**Stated exercise**
Lay out each of the records below as a numbered list, one entry per line, with any blank lines dropped.
== Data lines ==
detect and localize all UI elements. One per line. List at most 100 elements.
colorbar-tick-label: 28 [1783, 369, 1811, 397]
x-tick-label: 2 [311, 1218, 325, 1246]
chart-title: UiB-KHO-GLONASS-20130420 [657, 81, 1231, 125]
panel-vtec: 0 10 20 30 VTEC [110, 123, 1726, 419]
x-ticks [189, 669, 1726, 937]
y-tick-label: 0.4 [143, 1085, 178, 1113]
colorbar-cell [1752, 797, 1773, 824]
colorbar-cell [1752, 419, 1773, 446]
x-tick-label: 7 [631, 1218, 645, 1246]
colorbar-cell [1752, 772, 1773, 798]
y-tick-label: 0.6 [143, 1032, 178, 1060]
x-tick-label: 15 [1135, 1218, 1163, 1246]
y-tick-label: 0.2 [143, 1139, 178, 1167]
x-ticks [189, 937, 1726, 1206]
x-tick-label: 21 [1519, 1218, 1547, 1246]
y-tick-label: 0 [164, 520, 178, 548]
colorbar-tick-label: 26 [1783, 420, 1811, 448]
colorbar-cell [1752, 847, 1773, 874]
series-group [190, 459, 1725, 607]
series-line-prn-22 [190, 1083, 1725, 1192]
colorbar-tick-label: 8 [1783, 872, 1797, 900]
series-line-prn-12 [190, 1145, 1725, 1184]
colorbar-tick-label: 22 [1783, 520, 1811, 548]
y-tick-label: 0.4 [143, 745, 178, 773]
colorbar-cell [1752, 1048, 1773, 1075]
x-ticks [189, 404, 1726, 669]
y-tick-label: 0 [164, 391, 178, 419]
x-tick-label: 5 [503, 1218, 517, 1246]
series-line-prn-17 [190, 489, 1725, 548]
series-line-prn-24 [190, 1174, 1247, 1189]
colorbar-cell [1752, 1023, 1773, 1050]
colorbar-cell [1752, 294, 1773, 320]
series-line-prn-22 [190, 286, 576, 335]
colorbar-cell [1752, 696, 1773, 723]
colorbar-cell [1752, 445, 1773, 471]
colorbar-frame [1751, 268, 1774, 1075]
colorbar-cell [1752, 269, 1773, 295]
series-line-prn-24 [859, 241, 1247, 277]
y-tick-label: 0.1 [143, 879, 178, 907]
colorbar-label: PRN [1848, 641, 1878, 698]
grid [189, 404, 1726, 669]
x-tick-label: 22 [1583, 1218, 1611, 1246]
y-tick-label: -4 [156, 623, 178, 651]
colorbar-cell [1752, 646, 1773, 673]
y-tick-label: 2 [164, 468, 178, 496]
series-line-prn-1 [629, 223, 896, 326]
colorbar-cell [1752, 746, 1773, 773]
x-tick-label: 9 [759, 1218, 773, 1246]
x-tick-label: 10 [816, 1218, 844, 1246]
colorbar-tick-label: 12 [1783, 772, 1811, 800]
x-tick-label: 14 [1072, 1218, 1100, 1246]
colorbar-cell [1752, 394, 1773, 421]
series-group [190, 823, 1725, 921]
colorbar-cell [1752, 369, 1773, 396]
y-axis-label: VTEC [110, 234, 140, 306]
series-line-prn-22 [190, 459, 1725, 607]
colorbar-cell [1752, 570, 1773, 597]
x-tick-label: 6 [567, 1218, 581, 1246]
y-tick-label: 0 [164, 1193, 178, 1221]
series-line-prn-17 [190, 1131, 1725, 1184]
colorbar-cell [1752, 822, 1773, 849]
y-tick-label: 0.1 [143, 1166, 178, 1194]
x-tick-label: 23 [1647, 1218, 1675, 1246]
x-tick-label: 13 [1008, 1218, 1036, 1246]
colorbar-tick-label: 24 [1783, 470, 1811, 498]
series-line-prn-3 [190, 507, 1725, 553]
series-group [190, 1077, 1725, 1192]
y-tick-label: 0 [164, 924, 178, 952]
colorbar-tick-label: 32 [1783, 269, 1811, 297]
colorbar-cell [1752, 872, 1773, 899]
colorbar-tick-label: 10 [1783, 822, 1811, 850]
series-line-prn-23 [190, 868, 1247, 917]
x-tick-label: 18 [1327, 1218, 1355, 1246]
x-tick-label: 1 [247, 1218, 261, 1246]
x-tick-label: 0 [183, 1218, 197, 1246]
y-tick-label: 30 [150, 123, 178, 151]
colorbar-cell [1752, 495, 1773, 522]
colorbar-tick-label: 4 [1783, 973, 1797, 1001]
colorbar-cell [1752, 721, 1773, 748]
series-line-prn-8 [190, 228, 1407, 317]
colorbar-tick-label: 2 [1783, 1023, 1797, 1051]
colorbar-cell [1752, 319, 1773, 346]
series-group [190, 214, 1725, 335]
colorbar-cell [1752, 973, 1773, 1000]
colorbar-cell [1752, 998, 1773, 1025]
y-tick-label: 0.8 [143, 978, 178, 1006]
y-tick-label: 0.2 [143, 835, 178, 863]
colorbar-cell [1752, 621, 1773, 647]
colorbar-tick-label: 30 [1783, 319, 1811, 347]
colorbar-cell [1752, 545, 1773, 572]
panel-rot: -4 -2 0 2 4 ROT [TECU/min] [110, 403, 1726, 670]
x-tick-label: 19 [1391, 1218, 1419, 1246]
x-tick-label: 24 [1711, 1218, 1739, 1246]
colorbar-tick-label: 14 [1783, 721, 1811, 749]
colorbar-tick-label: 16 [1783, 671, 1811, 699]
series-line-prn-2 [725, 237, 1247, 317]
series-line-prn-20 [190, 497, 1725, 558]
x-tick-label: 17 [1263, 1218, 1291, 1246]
===
**Final result**
1. detect and localize all UI elements. One per line. List at most 100 elements.
2. colorbar-tick-label: 28 [1783, 369, 1811, 397]
3. x-tick-label: 2 [311, 1218, 325, 1246]
4. chart-title: UiB-KHO-GLONASS-20130420 [657, 81, 1231, 125]
5. panel-vtec: 0 10 20 30 VTEC [110, 123, 1726, 419]
6. x-ticks [189, 669, 1726, 937]
7. y-tick-label: 0.4 [143, 1085, 178, 1113]
8. colorbar-cell [1752, 797, 1773, 824]
9. colorbar-cell [1752, 419, 1773, 446]
10. x-tick-label: 7 [631, 1218, 645, 1246]
11. colorbar-cell [1752, 772, 1773, 798]
12. y-tick-label: 0.6 [143, 1032, 178, 1060]
13. x-tick-label: 15 [1135, 1218, 1163, 1246]
14. y-tick-label: 0.2 [143, 1139, 178, 1167]
15. x-ticks [189, 937, 1726, 1206]
16. x-tick-label: 21 [1519, 1218, 1547, 1246]
17. y-tick-label: 0 [164, 520, 178, 548]
18. colorbar-tick-label: 26 [1783, 420, 1811, 448]
19. colorbar-cell [1752, 847, 1773, 874]
20. series-group [190, 459, 1725, 607]
21. series-line-prn-22 [190, 1083, 1725, 1192]
22. colorbar-tick-label: 8 [1783, 872, 1797, 900]
23. series-line-prn-12 [190, 1145, 1725, 1184]
24. colorbar-tick-label: 22 [1783, 520, 1811, 548]
25. y-tick-label: 0.4 [143, 745, 178, 773]
26. colorbar-cell [1752, 1048, 1773, 1075]
27. x-ticks [189, 404, 1726, 669]
28. y-tick-label: 0 [164, 391, 178, 419]
29. x-tick-label: 5 [503, 1218, 517, 1246]
30. series-line-prn-17 [190, 489, 1725, 548]
31. series-line-prn-24 [190, 1174, 1247, 1189]
32. colorbar-cell [1752, 1023, 1773, 1050]
33. colorbar-cell [1752, 294, 1773, 320]
34. series-line-prn-22 [190, 286, 576, 335]
35. colorbar-cell [1752, 696, 1773, 723]
36. colorbar-cell [1752, 445, 1773, 471]
37. colorbar-frame [1751, 268, 1774, 1075]
38. colorbar-cell [1752, 269, 1773, 295]
39. series-line-prn-24 [859, 241, 1247, 277]
40. y-tick-label: 0.1 [143, 879, 178, 907]
41. colorbar-label: PRN [1848, 641, 1878, 698]
42. grid [189, 404, 1726, 669]
43. x-tick-label: 22 [1583, 1218, 1611, 1246]
44. y-tick-label: -4 [156, 623, 178, 651]
45. colorbar-cell [1752, 646, 1773, 673]
46. y-tick-label: 2 [164, 468, 178, 496]
47. series-line-prn-1 [629, 223, 896, 326]
48. colorbar-cell [1752, 746, 1773, 773]
49. x-tick-label: 9 [759, 1218, 773, 1246]
50. x-tick-label: 10 [816, 1218, 844, 1246]
51. colorbar-tick-label: 12 [1783, 772, 1811, 800]
52. x-tick-label: 14 [1072, 1218, 1100, 1246]
53. colorbar-cell [1752, 394, 1773, 421]
54. series-group [190, 823, 1725, 921]
55. colorbar-cell [1752, 369, 1773, 396]
56. y-axis-label: VTEC [110, 234, 140, 306]
57. series-line-prn-22 [190, 459, 1725, 607]
58. colorbar-cell [1752, 570, 1773, 597]
59. x-tick-label: 6 [567, 1218, 581, 1246]
60. y-tick-label: 0 [164, 1193, 178, 1221]
61. series-line-prn-17 [190, 1131, 1725, 1184]
62. colorbar-cell [1752, 822, 1773, 849]
63. y-tick-label: 0.1 [143, 1166, 178, 1194]
64. x-tick-label: 23 [1647, 1218, 1675, 1246]
65. x-tick-label: 13 [1008, 1218, 1036, 1246]
66. colorbar-tick-label: 24 [1783, 470, 1811, 498]
67. series-line-prn-3 [190, 507, 1725, 553]
68. series-group [190, 1077, 1725, 1192]
69. y-tick-label: 0 [164, 924, 178, 952]
70. colorbar-tick-label: 32 [1783, 269, 1811, 297]
71. colorbar-cell [1752, 872, 1773, 899]
72. colorbar-tick-label: 10 [1783, 822, 1811, 850]
73. series-line-prn-23 [190, 868, 1247, 917]
74. x-tick-label: 18 [1327, 1218, 1355, 1246]
75. x-tick-label: 1 [247, 1218, 261, 1246]
76. x-tick-label: 0 [183, 1218, 197, 1246]
77. y-tick-label: 30 [150, 123, 178, 151]
78. colorbar-cell [1752, 495, 1773, 522]
79. colorbar-tick-label: 4 [1783, 973, 1797, 1001]
80. colorbar-cell [1752, 721, 1773, 748]
81. series-line-prn-8 [190, 228, 1407, 317]
82. colorbar-tick-label: 2 [1783, 1023, 1797, 1051]
83. colorbar-cell [1752, 319, 1773, 346]
84. series-group [190, 214, 1725, 335]
85. colorbar-cell [1752, 973, 1773, 1000]
86. colorbar-cell [1752, 998, 1773, 1025]
87. y-tick-label: 0.8 [143, 978, 178, 1006]
88. y-tick-label: 0.2 [143, 835, 178, 863]
89. colorbar-cell [1752, 621, 1773, 647]
90. colorbar-tick-label: 30 [1783, 319, 1811, 347]
91. colorbar-cell [1752, 545, 1773, 572]
92. panel-rot: -4 -2 0 2 4 ROT [TECU/min] [110, 403, 1726, 670]
93. x-tick-label: 19 [1391, 1218, 1419, 1246]
94. x-tick-label: 24 [1711, 1218, 1739, 1246]
95. colorbar-tick-label: 14 [1783, 721, 1811, 749]
96. colorbar-tick-label: 16 [1783, 671, 1811, 699]
97. series-line-prn-2 [725, 237, 1247, 317]
98. series-line-prn-20 [190, 497, 1725, 558]
99. x-tick-label: 17 [1263, 1218, 1291, 1246]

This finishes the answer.